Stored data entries
>> Start

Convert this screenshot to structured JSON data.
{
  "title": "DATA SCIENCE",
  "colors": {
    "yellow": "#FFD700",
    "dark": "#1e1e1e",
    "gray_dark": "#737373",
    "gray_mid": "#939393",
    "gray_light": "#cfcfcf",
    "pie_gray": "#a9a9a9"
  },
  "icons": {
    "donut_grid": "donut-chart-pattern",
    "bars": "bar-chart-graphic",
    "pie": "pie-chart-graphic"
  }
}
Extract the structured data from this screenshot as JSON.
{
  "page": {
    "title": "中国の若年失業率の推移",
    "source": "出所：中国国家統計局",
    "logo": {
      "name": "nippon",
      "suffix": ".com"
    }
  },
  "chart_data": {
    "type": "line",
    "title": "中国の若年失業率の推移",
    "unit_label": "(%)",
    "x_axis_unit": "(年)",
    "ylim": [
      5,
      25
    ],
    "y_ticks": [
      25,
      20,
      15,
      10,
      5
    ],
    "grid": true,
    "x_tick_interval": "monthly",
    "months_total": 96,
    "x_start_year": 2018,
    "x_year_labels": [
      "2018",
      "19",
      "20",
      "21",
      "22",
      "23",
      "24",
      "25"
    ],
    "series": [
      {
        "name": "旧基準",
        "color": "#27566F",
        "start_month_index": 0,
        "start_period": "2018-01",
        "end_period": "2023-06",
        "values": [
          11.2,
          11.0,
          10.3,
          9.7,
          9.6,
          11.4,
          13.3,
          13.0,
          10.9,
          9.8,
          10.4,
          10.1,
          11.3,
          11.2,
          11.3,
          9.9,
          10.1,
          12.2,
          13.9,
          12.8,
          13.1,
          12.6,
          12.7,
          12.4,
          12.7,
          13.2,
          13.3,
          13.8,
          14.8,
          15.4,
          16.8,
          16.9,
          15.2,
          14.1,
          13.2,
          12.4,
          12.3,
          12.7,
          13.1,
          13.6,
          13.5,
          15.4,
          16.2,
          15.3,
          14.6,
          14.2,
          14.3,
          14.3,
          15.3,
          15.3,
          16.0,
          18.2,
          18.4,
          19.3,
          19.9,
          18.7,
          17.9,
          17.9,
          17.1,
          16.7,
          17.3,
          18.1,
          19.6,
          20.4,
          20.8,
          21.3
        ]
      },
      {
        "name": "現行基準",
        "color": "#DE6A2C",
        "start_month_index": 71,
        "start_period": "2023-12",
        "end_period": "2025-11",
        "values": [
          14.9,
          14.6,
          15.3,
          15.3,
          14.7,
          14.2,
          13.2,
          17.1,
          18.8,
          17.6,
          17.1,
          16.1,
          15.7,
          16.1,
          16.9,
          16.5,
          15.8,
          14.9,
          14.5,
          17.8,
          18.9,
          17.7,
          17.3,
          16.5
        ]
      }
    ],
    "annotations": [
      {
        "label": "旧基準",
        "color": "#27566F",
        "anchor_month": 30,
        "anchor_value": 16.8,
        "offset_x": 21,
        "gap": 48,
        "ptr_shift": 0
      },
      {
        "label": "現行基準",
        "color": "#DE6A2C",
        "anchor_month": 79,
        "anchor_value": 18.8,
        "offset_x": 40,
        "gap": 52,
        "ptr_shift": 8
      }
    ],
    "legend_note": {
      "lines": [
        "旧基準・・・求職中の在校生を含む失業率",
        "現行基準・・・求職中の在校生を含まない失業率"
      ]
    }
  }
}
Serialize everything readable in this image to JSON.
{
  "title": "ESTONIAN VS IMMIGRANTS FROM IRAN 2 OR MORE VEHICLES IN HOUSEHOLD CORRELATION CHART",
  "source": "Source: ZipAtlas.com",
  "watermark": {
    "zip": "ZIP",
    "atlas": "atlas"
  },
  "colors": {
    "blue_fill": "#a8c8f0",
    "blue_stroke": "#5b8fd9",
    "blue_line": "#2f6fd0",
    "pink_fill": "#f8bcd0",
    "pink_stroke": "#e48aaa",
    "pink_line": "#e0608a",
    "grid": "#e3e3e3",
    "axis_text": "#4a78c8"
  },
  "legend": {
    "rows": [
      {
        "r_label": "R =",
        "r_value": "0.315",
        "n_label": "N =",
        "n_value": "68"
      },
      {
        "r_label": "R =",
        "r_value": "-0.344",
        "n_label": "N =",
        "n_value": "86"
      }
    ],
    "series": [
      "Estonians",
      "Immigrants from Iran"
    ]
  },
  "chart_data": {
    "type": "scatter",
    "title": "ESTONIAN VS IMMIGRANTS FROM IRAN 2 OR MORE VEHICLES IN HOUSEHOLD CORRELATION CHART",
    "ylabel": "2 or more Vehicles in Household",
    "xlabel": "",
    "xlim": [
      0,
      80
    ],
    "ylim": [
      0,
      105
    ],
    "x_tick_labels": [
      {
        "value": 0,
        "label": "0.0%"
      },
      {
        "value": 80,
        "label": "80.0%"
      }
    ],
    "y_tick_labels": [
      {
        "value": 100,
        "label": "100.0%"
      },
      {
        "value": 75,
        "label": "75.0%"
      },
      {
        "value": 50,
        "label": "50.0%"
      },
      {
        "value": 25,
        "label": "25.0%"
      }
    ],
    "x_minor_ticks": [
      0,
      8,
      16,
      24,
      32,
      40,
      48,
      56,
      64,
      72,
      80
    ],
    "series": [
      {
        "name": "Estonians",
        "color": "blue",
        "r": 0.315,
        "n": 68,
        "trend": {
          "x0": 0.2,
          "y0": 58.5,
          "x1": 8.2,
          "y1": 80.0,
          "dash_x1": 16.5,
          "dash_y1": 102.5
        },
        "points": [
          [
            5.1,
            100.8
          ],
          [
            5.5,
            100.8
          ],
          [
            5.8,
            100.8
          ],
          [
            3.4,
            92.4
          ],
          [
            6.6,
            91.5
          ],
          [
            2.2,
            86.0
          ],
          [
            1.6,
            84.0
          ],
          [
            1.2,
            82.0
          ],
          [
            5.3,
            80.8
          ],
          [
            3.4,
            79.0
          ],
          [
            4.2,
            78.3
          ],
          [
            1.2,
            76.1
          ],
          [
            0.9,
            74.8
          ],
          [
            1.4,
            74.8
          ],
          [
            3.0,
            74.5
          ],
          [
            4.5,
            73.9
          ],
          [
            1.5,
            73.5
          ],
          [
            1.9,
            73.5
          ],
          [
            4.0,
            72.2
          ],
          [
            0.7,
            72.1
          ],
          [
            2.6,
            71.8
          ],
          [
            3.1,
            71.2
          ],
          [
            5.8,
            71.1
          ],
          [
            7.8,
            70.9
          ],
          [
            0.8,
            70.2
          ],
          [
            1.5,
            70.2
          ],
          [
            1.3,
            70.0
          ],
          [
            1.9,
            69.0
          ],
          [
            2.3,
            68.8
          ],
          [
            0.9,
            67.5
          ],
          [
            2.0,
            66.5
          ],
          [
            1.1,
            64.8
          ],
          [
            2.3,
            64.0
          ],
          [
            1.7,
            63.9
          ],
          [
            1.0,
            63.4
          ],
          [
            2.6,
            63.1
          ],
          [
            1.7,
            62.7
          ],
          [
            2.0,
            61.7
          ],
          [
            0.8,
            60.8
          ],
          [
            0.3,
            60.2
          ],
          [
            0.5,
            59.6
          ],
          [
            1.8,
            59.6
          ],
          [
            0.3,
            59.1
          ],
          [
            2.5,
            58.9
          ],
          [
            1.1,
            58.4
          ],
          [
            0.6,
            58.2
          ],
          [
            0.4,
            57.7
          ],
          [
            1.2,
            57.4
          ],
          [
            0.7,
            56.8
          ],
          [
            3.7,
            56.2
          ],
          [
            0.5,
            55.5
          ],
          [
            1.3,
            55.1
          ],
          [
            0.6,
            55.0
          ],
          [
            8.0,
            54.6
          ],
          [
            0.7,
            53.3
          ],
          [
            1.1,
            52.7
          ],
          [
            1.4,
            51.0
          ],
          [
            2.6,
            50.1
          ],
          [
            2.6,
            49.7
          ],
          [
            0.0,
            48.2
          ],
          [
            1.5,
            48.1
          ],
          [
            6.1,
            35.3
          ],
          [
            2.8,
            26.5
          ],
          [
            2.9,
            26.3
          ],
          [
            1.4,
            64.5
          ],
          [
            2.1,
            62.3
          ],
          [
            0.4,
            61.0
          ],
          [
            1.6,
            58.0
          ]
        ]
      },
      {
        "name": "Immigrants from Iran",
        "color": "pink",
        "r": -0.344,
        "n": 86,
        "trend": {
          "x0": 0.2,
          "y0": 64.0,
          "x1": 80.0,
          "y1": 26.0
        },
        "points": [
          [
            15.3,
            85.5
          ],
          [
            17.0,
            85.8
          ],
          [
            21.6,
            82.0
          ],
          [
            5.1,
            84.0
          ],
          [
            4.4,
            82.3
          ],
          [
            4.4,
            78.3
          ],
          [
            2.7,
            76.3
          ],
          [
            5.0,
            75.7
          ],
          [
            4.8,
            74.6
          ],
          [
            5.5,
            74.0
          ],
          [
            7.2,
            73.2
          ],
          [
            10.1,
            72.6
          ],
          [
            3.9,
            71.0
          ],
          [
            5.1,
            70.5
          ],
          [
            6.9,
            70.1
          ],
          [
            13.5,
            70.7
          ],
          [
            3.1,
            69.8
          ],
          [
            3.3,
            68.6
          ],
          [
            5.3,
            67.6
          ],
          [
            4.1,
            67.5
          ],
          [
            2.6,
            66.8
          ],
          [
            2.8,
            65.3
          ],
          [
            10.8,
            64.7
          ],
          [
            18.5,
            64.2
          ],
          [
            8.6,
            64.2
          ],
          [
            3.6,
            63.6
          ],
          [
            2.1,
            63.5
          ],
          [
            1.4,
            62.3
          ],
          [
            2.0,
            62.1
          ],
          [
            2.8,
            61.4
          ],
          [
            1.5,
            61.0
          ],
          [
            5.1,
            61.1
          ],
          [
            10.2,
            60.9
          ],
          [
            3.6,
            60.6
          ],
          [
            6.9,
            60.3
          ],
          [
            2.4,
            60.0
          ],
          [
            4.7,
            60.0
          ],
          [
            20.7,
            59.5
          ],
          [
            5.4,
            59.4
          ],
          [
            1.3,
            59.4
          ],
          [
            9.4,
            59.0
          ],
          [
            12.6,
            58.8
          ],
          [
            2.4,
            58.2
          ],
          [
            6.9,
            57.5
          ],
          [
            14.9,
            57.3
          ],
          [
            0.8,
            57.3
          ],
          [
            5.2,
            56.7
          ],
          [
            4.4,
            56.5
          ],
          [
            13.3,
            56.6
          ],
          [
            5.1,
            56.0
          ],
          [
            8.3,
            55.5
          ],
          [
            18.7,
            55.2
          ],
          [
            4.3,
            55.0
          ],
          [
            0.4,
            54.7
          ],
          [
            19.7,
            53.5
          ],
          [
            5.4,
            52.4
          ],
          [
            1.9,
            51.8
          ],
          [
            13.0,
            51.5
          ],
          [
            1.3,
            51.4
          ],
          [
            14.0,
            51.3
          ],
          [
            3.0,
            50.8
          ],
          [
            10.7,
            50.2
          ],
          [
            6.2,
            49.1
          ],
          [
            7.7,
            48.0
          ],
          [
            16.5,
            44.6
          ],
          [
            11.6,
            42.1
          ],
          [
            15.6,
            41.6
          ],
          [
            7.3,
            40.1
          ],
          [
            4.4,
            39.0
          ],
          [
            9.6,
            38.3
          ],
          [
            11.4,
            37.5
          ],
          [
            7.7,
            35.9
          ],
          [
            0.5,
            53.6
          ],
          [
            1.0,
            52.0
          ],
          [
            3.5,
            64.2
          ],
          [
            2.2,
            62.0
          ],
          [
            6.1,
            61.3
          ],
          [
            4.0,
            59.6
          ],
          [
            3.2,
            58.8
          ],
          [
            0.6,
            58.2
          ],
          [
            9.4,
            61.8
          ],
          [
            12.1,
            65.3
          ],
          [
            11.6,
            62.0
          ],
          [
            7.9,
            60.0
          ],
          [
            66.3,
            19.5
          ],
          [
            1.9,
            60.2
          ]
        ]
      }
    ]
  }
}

>> End

All lines that include "screenshot" are to be gathered and copied.

Convert this screenshot to structured JSON data.
Extract the structured data from this screenshot as JSON.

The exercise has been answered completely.